» **Problem to work on**: Your task is to give the number of lines in the listing that include "JSON", and nothing else.

» **Given entries**:
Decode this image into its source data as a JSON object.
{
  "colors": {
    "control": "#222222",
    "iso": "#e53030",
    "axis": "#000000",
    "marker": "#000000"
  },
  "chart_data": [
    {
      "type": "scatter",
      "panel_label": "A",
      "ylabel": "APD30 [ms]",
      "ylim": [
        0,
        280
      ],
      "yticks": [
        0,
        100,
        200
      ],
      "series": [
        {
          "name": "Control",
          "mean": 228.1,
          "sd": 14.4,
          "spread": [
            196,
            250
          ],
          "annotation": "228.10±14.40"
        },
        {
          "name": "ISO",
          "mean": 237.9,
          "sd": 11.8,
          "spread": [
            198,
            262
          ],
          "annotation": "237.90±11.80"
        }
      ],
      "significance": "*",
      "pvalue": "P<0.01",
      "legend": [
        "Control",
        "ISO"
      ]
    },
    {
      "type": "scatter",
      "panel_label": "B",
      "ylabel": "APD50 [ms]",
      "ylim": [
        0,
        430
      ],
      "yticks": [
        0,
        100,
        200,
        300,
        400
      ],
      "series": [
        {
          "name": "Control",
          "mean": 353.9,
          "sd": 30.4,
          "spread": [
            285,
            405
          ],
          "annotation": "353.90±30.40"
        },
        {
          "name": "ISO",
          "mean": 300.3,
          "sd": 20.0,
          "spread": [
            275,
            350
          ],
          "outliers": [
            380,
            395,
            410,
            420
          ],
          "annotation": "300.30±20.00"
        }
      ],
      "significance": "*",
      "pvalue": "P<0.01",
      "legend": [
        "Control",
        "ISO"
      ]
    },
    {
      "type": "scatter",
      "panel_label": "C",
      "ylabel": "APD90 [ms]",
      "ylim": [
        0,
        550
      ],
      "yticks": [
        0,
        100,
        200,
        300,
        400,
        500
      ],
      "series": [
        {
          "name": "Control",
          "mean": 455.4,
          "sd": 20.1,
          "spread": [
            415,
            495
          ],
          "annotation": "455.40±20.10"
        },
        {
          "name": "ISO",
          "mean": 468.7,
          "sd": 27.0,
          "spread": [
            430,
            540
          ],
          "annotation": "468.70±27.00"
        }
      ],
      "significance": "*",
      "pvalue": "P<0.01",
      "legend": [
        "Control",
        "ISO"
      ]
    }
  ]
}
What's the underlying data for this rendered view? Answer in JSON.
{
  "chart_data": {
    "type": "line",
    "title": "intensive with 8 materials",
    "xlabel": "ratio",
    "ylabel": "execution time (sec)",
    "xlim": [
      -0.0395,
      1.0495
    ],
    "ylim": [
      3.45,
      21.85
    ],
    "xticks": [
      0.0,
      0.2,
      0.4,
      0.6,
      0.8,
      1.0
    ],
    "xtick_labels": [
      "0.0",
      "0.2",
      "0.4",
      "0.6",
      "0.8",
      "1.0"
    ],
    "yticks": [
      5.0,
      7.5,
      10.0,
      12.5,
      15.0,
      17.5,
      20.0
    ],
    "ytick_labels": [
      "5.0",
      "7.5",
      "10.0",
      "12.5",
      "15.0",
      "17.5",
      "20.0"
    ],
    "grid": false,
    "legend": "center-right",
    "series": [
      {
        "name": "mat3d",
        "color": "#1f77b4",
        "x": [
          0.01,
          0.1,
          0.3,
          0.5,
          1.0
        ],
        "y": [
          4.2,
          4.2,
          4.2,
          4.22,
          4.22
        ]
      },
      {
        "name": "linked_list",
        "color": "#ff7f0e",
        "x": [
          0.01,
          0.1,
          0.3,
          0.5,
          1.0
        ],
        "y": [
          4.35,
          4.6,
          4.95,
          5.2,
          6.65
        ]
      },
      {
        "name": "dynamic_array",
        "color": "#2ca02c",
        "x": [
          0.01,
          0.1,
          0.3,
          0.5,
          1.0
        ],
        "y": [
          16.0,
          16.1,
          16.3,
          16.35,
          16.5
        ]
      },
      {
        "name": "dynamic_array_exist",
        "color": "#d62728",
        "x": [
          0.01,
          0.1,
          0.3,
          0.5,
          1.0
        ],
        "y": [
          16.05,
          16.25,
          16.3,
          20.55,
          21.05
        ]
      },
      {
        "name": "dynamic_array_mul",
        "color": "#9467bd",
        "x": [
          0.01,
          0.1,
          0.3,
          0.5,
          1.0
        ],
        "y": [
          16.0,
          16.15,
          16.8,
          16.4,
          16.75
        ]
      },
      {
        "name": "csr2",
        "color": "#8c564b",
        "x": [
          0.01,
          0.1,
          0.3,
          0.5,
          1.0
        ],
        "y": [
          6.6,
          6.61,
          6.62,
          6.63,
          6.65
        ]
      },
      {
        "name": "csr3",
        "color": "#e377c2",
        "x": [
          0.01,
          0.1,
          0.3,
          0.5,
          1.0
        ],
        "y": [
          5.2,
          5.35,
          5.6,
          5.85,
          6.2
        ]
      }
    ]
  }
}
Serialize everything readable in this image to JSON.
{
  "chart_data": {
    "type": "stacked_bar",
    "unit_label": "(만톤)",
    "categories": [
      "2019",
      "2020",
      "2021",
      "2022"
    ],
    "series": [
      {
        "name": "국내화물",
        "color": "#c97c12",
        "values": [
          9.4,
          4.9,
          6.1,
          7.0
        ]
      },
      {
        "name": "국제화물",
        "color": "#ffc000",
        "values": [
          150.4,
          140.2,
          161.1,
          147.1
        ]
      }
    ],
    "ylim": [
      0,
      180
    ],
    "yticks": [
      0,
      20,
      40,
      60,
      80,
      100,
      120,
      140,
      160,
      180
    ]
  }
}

» **Written response**: 3